## Direction
Give, as a bare number, the count of lines that contain the word "神秘黑猫背包".

## Given information
***

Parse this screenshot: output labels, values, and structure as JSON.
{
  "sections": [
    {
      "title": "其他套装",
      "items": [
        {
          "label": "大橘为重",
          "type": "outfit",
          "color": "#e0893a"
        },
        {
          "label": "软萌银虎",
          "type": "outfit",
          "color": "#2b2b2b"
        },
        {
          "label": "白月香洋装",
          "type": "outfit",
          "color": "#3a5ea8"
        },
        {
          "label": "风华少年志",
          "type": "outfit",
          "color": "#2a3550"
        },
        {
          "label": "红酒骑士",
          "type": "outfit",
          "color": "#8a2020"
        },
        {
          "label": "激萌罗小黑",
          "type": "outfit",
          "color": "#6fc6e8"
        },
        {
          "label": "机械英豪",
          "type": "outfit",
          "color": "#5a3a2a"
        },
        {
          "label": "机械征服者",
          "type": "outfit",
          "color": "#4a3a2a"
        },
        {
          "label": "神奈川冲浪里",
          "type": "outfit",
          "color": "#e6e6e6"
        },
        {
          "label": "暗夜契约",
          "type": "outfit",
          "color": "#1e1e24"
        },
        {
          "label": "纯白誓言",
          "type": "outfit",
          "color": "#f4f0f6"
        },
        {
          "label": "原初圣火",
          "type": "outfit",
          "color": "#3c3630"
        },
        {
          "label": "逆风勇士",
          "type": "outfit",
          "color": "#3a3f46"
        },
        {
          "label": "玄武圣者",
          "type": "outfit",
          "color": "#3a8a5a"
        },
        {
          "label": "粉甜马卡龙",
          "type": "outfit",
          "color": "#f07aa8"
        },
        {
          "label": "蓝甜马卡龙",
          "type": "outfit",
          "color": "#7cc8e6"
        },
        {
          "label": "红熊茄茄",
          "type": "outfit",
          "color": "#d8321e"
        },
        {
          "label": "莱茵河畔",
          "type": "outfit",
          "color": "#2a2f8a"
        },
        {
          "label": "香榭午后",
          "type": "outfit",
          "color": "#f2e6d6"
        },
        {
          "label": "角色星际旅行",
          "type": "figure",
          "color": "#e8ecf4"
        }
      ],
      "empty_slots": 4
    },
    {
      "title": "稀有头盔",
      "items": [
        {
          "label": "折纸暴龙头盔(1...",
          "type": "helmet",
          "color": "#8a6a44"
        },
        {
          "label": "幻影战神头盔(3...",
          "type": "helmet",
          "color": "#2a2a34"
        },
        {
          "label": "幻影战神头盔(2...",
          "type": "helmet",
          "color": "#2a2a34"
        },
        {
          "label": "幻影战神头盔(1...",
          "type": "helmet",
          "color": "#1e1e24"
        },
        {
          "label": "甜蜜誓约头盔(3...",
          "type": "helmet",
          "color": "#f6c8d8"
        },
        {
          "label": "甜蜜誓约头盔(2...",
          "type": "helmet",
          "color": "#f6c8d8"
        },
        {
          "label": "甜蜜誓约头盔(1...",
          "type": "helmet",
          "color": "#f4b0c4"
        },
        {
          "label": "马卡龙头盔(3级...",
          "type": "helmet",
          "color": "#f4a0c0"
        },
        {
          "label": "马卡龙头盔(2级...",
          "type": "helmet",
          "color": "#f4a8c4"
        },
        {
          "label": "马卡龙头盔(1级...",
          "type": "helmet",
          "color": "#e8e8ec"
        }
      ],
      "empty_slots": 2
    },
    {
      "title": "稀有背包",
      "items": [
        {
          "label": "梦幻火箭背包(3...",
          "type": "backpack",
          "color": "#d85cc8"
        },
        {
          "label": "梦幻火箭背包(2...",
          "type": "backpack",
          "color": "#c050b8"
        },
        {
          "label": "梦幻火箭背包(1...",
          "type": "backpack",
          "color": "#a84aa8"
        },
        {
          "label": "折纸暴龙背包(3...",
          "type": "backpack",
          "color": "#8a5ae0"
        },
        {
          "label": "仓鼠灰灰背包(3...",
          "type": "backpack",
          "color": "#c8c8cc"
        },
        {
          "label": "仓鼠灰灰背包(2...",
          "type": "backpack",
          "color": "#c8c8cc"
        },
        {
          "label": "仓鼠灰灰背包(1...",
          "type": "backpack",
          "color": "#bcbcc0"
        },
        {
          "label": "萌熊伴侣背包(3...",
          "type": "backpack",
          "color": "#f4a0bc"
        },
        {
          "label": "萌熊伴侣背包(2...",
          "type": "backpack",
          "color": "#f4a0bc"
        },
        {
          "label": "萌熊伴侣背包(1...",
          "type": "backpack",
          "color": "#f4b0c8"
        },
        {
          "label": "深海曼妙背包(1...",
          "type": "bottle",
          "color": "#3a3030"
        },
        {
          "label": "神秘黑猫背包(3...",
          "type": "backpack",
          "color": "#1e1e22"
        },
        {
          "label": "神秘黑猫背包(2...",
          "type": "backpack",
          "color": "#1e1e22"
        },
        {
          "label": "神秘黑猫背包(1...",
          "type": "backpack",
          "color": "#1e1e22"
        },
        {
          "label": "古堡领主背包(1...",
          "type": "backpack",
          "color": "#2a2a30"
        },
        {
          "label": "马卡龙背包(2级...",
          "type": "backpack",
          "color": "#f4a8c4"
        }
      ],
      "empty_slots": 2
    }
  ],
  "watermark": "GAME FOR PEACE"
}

***

## Exercise output
3